Dataset excerpt ::
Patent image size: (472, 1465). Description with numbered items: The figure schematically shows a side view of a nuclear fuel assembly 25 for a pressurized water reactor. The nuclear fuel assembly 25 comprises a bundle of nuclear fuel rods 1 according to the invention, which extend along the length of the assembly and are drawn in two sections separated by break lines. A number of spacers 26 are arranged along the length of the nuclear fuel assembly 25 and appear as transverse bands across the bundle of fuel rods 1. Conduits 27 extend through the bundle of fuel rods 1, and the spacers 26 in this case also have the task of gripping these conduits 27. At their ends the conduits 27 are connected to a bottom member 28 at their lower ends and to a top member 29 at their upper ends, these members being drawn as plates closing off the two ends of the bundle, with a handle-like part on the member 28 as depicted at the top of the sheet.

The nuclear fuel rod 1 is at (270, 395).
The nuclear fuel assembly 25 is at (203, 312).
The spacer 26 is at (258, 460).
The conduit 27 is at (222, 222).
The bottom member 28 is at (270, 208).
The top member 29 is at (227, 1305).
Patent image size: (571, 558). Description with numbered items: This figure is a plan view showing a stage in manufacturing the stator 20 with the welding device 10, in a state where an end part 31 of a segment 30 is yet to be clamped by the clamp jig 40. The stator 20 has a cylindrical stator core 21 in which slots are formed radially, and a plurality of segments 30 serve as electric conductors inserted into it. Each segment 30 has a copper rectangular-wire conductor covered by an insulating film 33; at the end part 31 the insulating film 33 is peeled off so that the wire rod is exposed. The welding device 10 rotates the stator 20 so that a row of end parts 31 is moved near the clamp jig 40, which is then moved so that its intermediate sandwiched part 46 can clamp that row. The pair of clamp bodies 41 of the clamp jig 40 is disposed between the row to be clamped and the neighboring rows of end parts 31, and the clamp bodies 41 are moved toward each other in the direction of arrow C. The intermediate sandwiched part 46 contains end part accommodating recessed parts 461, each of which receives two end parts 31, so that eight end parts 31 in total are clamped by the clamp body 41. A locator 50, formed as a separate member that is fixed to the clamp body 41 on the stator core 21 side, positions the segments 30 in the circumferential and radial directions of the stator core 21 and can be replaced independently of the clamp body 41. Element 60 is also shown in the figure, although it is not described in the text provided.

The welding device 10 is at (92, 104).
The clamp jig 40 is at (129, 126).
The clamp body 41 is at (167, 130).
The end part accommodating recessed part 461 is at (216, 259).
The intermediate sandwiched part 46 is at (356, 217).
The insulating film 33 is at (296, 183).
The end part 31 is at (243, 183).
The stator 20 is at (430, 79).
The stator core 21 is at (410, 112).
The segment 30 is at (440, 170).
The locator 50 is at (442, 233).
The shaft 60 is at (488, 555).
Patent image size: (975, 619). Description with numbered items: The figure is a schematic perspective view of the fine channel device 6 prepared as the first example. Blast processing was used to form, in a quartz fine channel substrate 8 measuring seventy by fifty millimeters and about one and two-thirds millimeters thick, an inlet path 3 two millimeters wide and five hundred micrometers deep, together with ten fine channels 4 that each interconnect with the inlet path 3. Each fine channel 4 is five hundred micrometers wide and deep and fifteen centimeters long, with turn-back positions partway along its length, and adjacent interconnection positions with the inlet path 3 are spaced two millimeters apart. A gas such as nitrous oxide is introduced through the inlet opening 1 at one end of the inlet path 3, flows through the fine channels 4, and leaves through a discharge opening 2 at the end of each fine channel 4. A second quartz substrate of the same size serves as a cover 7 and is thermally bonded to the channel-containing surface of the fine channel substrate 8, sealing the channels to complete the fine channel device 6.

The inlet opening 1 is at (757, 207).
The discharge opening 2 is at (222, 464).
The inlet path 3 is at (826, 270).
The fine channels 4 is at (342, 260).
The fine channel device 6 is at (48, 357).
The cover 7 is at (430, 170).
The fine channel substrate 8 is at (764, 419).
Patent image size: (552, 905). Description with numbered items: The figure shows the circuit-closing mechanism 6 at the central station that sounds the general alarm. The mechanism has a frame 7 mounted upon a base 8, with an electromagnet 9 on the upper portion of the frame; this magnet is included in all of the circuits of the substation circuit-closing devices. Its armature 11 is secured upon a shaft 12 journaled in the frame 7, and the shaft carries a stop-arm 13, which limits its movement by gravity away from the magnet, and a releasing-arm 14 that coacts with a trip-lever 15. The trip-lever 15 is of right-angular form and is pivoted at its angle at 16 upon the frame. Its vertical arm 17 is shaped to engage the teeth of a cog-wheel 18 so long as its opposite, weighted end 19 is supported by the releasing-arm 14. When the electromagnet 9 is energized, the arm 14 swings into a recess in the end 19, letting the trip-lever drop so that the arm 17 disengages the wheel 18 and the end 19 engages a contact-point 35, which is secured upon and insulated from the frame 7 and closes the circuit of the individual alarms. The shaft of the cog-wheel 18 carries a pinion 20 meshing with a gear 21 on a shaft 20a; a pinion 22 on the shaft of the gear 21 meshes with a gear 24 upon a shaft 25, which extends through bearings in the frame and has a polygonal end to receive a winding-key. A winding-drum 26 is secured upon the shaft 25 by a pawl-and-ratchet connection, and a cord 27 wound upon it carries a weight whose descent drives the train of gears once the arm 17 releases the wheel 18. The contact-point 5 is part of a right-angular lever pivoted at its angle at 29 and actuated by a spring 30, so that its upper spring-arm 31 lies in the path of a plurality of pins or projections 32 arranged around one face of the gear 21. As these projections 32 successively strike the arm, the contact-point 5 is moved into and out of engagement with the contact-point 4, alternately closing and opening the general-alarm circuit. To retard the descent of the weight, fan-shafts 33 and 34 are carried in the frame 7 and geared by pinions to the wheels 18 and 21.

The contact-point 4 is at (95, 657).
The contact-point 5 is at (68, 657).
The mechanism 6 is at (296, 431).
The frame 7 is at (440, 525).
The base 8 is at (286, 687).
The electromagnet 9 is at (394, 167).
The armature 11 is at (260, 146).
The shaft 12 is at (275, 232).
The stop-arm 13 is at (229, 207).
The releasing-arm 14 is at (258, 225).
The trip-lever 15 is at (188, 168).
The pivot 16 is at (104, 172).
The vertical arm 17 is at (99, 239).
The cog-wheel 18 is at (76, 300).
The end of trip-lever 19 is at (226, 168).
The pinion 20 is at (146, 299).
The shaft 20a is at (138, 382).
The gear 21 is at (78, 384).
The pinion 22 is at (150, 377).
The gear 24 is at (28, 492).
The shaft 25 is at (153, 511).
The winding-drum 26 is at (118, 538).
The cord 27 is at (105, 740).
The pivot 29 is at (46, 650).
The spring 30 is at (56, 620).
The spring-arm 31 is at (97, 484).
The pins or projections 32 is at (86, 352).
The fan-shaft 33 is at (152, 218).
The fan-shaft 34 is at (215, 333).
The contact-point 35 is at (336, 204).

WHAT NEEDS TO BE DONE :: Can you retype every one of the rows above, character for character, with nothing changed?

TASK OUTPUT ::
Patent image size: (472, 1465). Description with numbered items: The figure schematically shows a side view of a nuclear fuel assembly 25 for a pressurized water reactor. The nuclear fuel assembly 25 comprises a bundle of nuclear fuel rods 1 according to the invention, which extend along the length of the assembly and are drawn in two sections separated by break lines. A number of spacers 26 are arranged along the length of the nuclear fuel assembly 25 and appear as transverse bands across the bundle of fuel rods 1. Conduits 27 extend through the bundle of fuel rods 1, and the spacers 26 in this case also have the task of gripping these conduits 27. At their ends the conduits 27 are connected to a bottom member 28 at their lower ends and to a top member 29 at their upper ends, these members being drawn as plates closing off the two ends of the bundle, with a handle-like part on the member 28 as depicted at the top of the sheet.

The nuclear fuel rod 1 is at (270, 395).
The nuclear fuel assembly 25 is at (203, 312).
The spacer 26 is at (258, 460).
The conduit 27 is at (222, 222).
The bottom member 28 is at (270, 208).
The top member 29 is at (227, 1305).
Patent image size: (571, 558). Description with numbered items: This figure is a plan view showing a stage in manufacturing the stator 20 with the welding device 10, in a state where an end part 31 of a segment 30 is yet to be clamped by the clamp jig 40. The stator 20 has a cylindrical stator core 21 in which slots are formed radially, and a plurality of segments 30 serve as electric conductors inserted into it. Each segment 30 has a copper rectangular-wire conductor covered by an insulating film 33; at the end part 31 the insulating film 33 is peeled off so that the wire rod is exposed. The welding device 10 rotates the stator 20 so that a row of end parts 31 is moved near the clamp jig 40, which is then moved so that its intermediate sandwiched part 46 can clamp that row. The pair of clamp bodies 41 of the clamp jig 40 is disposed between the row to be clamped and the neighboring rows of end parts 31, and the clamp bodies 41 are moved toward each other in the direction of arrow C. The intermediate sandwiched part 46 contains end part accommodating recessed parts 461, each of which receives two end parts 31, so that eight end parts 31 in total are clamped by the clamp body 41. A locator 50, formed as a separate member that is fixed to the clamp body 41 on the stator core 21 side, positions the segments 30 in the circumferential and radial directions of the stator core 21 and can be replaced independently of the clamp body 41. Element 60 is also shown in the figure, although it is not described in the text provided.

The welding device 10 is at (92, 104).
The clamp jig 40 is at (129, 126).
The clamp body 41 is at (167, 130).
The end part accommodating recessed part 461 is at (216, 259).
The intermediate sandwiched part 46 is at (356, 217).
The insulating film 33 is at (296, 183).
The end part 31 is at (243, 183).
The stator 20 is at (430, 79).
The stator core 21 is at (410, 112).
The segment 30 is at (440, 170).
The locator 50 is at (442, 233).
The shaft 60 is at (488, 555).
Patent image size: (975, 619). Description with numbered items: The figure is a schematic perspective view of the fine channel device 6 prepared as the first example. Blast processing was used to form, in a quartz fine channel substrate 8 measuring seventy by fifty millimeters and about one and two-thirds millimeters thick, an inlet path 3 two millimeters wide and five hundred micrometers deep, together with ten fine channels 4 that each interconnect with the inlet path 3. Each fine channel 4 is five hundred micrometers wide and deep and fifteen centimeters long, with turn-back positions partway along its length, and adjacent interconnection positions with the inlet path 3 are spaced two millimeters apart. A gas such as nitrous oxide is introduced through the inlet opening 1 at one end of the inlet path 3, flows through the fine channels 4, and leaves through a discharge opening 2 at the end of each fine channel 4. A second quartz substrate of the same size serves as a cover 7 and is thermally bonded to the channel-containing surface of the fine channel substrate 8, sealing the channels to complete the fine channel device 6.

The inlet opening 1 is at (757, 207).
The discharge opening 2 is at (222, 464).
The inlet path 3 is at (826, 270).
The fine channels 4 is at (342, 260).
The fine channel device 6 is at (48, 357).
The cover 7 is at (430, 170).
The fine channel substrate 8 is at (764, 419).
Patent image size: (552, 905). Description with numbered items: The figure shows the circuit-closing mechanism 6 at the central station that sounds the general alarm. The mechanism has a frame 7 mounted upon a base 8, with an electromagnet 9 on the upper portion of the frame; this magnet is included in all of the circuits of the substation circuit-closing devices. Its armature 11 is secured upon a shaft 12 journaled in the frame 7, and the shaft carries a stop-arm 13, which limits its movement by gravity away from the magnet, and a releasing-arm 14 that coacts with a trip-lever 15. The trip-lever 15 is of right-angular form and is pivoted at its angle at 16 upon the frame. Its vertical arm 17 is shaped to engage the teeth of a cog-wheel 18 so long as its opposite, weighted end 19 is supported by the releasing-arm 14. When the electromagnet 9 is energized, the arm 14 swings into a recess in the end 19, letting the trip-lever drop so that the arm 17 disengages the wheel 18 and the end 19 engages a contact-point 35, which is secured upon and insulated from the frame 7 and closes the circuit of the individual alarms. The shaft of the cog-wheel 18 carries a pinion 20 meshing with a gear 21 on a shaft 20a; a pinion 22 on the shaft of the gear 21 meshes with a gear 24 upon a shaft 25, which extends through bearings in the frame and has a polygonal end to receive a winding-key. A winding-drum 26 is secured upon the shaft 25 by a pawl-and-ratchet connection, and a cord 27 wound upon it carries a weight whose descent drives the train of gears once the arm 17 releases the wheel 18. The contact-point 5 is part of a right-angular lever pivoted at its angle at 29 and actuated by a spring 30, so that its upper spring-arm 31 lies in the path of a plurality of pins or projections 32 arranged around one face of the gear 21. As these projections 32 successively strike the arm, the contact-point 5 is moved into and out of engagement with the contact-point 4, alternately closing and opening the general-alarm circuit. To retard the descent of the weight, fan-shafts 33 and 34 are carried in the frame 7 and geared by pinions to the wheels 18 and 21.

The contact-point 4 is at (95, 657).
The contact-point 5 is at (68, 657).
The mechanism 6 is at (296, 431).
The frame 7 is at (440, 525).
The base 8 is at (286, 687).
The electromagnet 9 is at (394, 167).
The armature 11 is at (260, 146).
The shaft 12 is at (275, 232).
The stop-arm 13 is at (229, 207).
The releasing-arm 14 is at (258, 225).
The trip-lever 15 is at (188, 168).
The pivot 16 is at (104, 172).
The vertical arm 17 is at (99, 239).
The cog-wheel 18 is at (76, 300).
The end of trip-lever 19 is at (226, 168).
The pinion 20 is at (146, 299).
The shaft 20a is at (138, 382).
The gear 21 is at (78, 384).
The pinion 22 is at (150, 377).
The gear 24 is at (28, 492).
The shaft 25 is at (153, 511).
The winding-drum 26 is at (118, 538).
The cord 27 is at (105, 740).
The pivot 29 is at (46, 650).
The spring 30 is at (56, 620).
The spring-arm 31 is at (97, 484).
The pins or projections 32 is at (86, 352).
The fan-shaft 33 is at (152, 218).
The fan-shaft 34 is at (215, 333).
The contact-point 35 is at (336, 204).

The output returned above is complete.